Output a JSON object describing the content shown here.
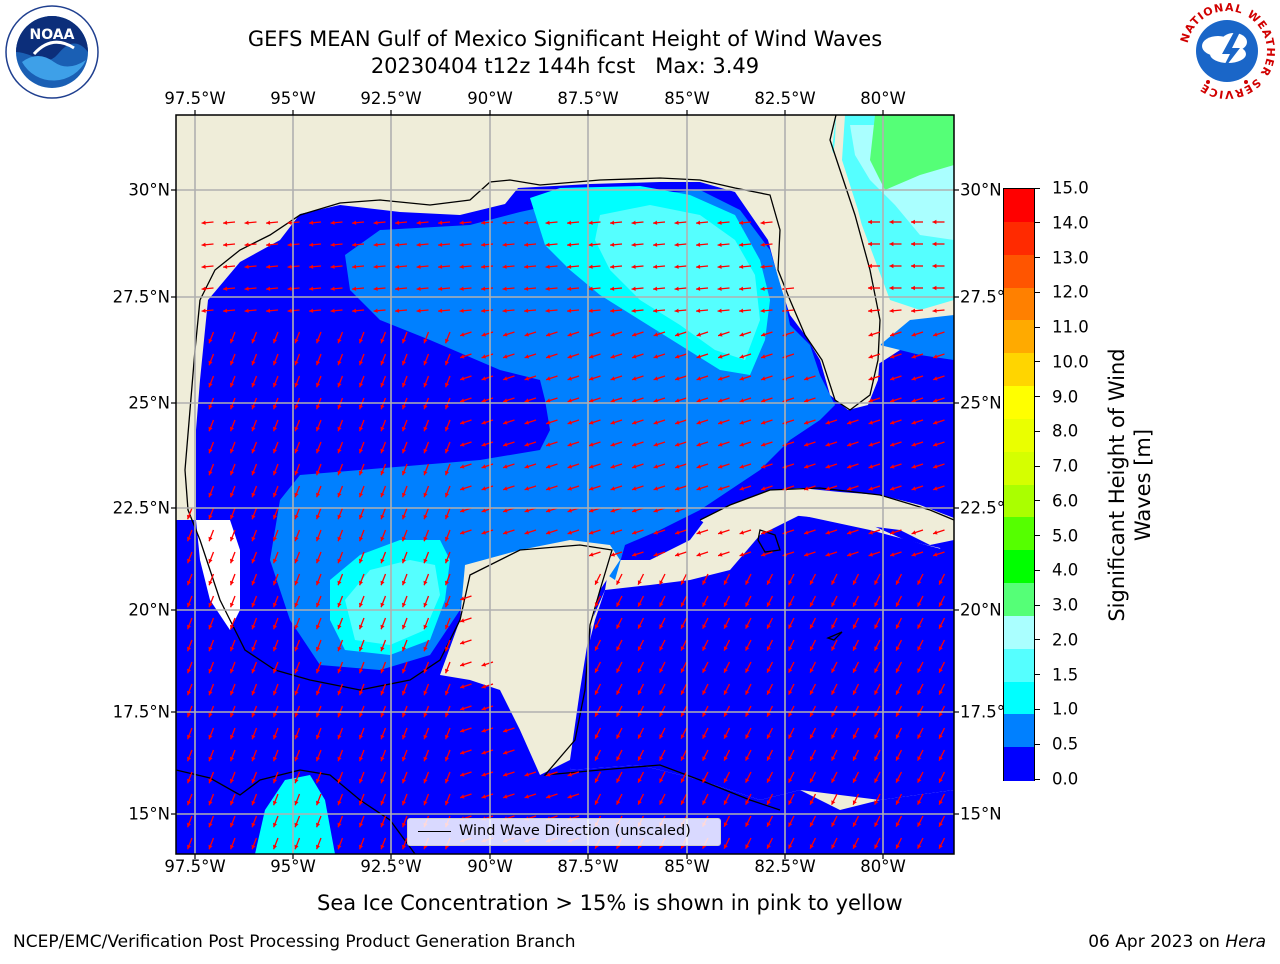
{
  "header": {
    "title_line1": "GEFS MEAN Gulf of Mexico Significant Height of Wind Waves",
    "title_line2": "20230404 t12z 144h fcst   Max: 3.49"
  },
  "map": {
    "lon_labels": [
      "97.5°W",
      "95°W",
      "92.5°W",
      "90°W",
      "87.5°W",
      "85°W",
      "82.5°W",
      "80°W"
    ],
    "lat_labels_left": [
      "30°N",
      "27.5°N",
      "25°N",
      "22.5°N",
      "20°N",
      "17.5°N",
      "15°N"
    ],
    "lat_labels_right": [
      "30°N",
      "27.5°",
      "25°N",
      "22.5°",
      "20°N",
      "17.5°",
      "15°N"
    ],
    "legend_text": "Wind Wave Direction (unscaled)",
    "colors": {
      "land": "#efedd9",
      "ocean_low": "#0000ff",
      "ocean_0_5": "#0080ff",
      "ocean_1_0": "#00ffff",
      "ocean_1_5": "#55ffff",
      "ocean_2_0": "#aaffff",
      "ocean_3_0": "#55ff77",
      "arrow": "#ff0000"
    }
  },
  "colorbar": {
    "label": "Significant Height of Wind Waves [m]",
    "ticks": [
      "15.0",
      "14.0",
      "13.0",
      "12.0",
      "11.0",
      "10.0",
      "9.0",
      "8.0",
      "7.0",
      "6.0",
      "5.0",
      "4.0",
      "3.0",
      "2.0",
      "1.5",
      "1.0",
      "0.5",
      "0.0"
    ],
    "colors_top_to_bottom": [
      "#ff0000",
      "#ff2a00",
      "#ff5500",
      "#ff8000",
      "#ffaa00",
      "#ffd500",
      "#ffff00",
      "#eaff00",
      "#d5ff00",
      "#aaff00",
      "#55ff00",
      "#00ff00",
      "#55ff77",
      "#aaffff",
      "#55ffff",
      "#00ffff",
      "#0080ff",
      "#0000ff"
    ]
  },
  "note": "Sea Ice Concentration > 15% is shown in pink to yellow",
  "footer": {
    "left": "NCEP/EMC/Verification Post Processing Product Generation Branch",
    "date": "06 Apr 2023 on ",
    "machine": "Hera"
  },
  "logos": {
    "left": "noaa-logo",
    "right": "nws-logo",
    "nws_ring_text": "NATIONAL WEATHER SERVICE"
  }
}
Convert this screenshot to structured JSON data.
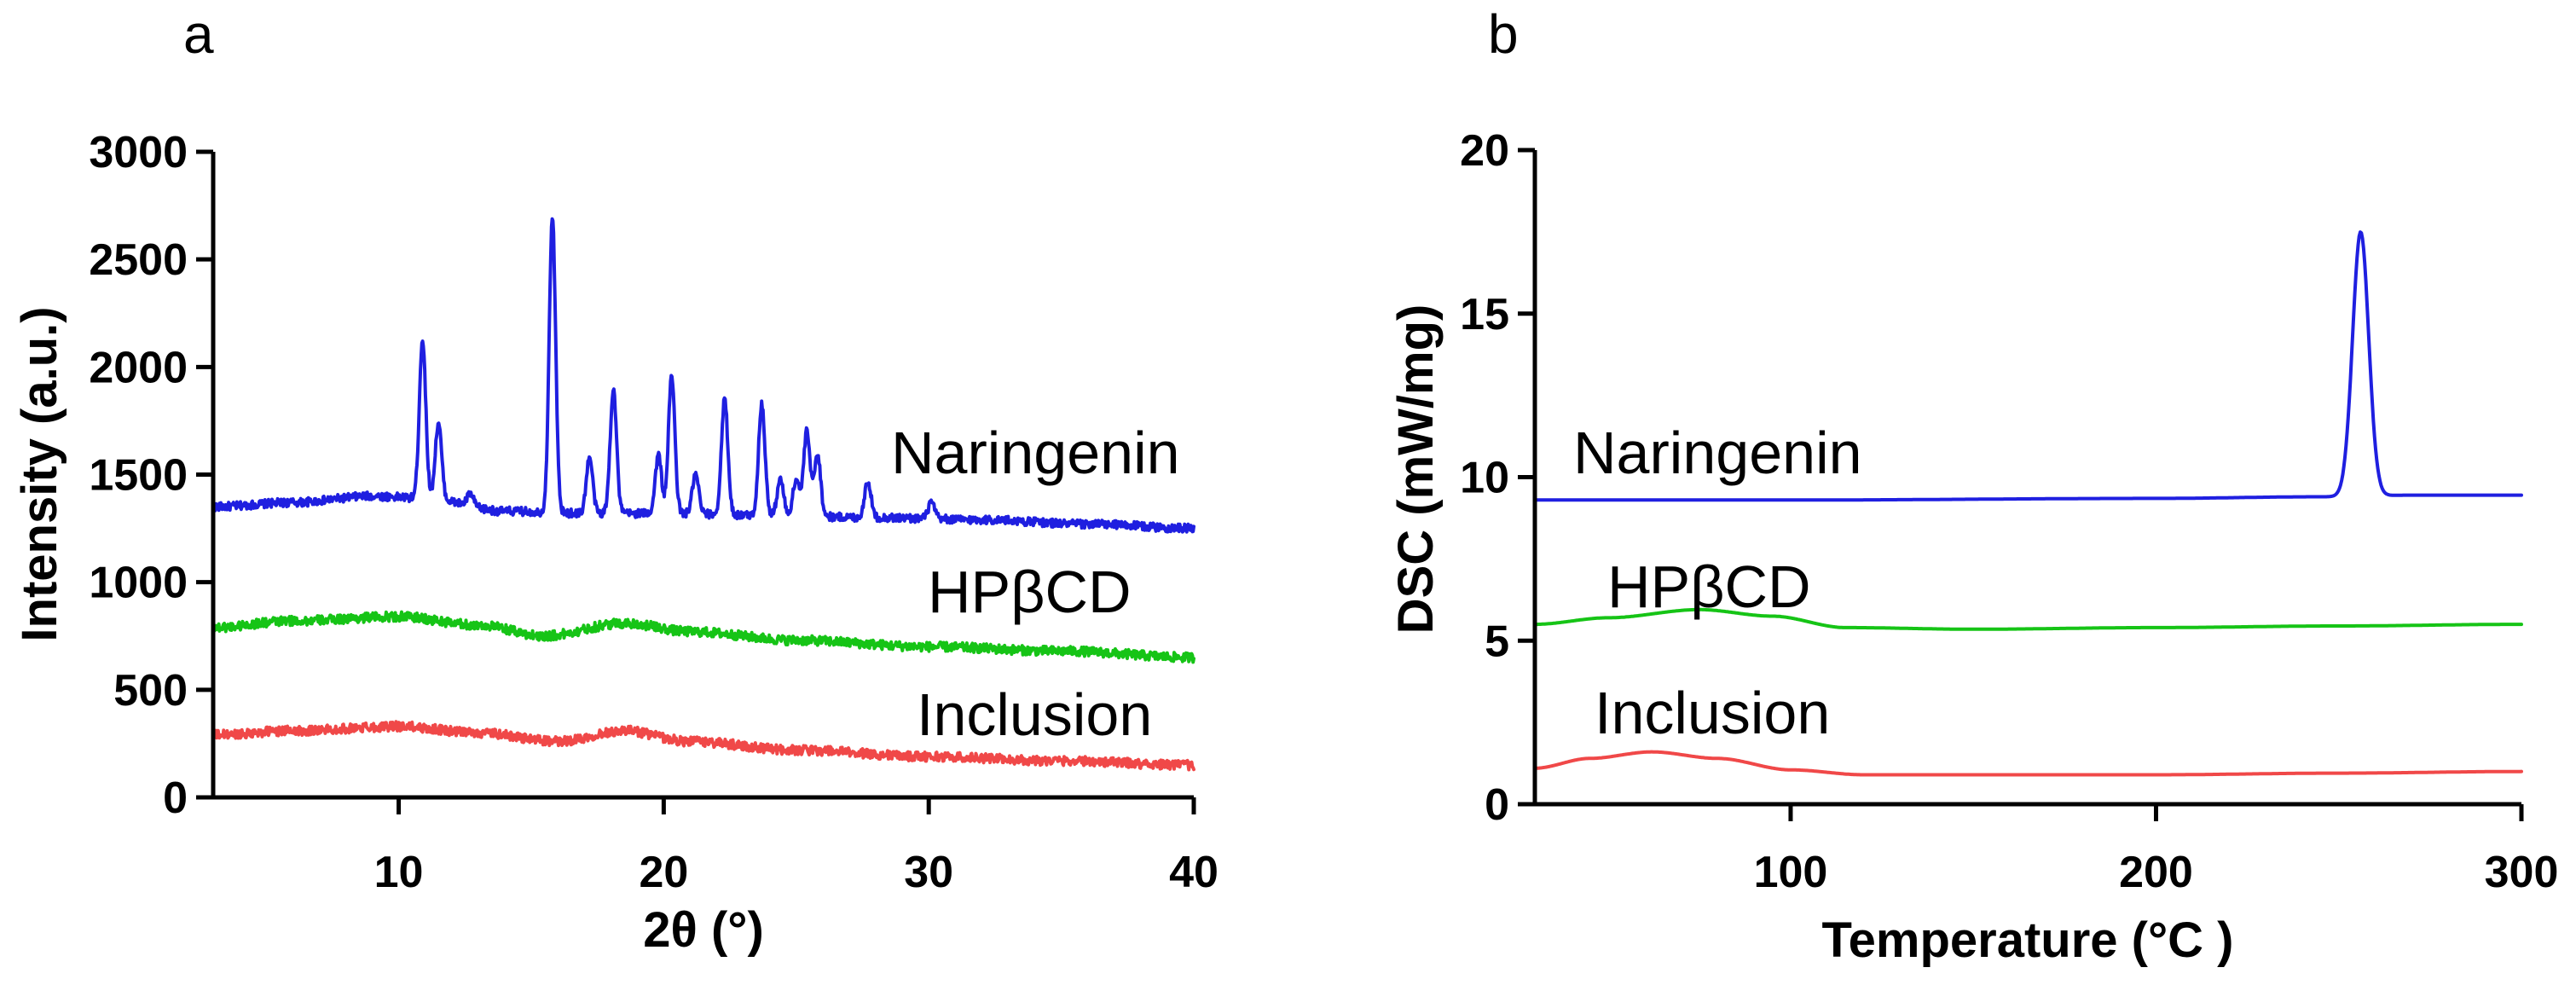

● **YOUR INSTRUCTIONS**
For the listing above, identify each line bearing "Waves".

● **ANSWER TO THIS PROBLEM**
    "title_line1": "GEFS MEAN Gulf of Mexico Significant Height of Wind Waves",
    "label": "Significant Height of Wind Waves [m]",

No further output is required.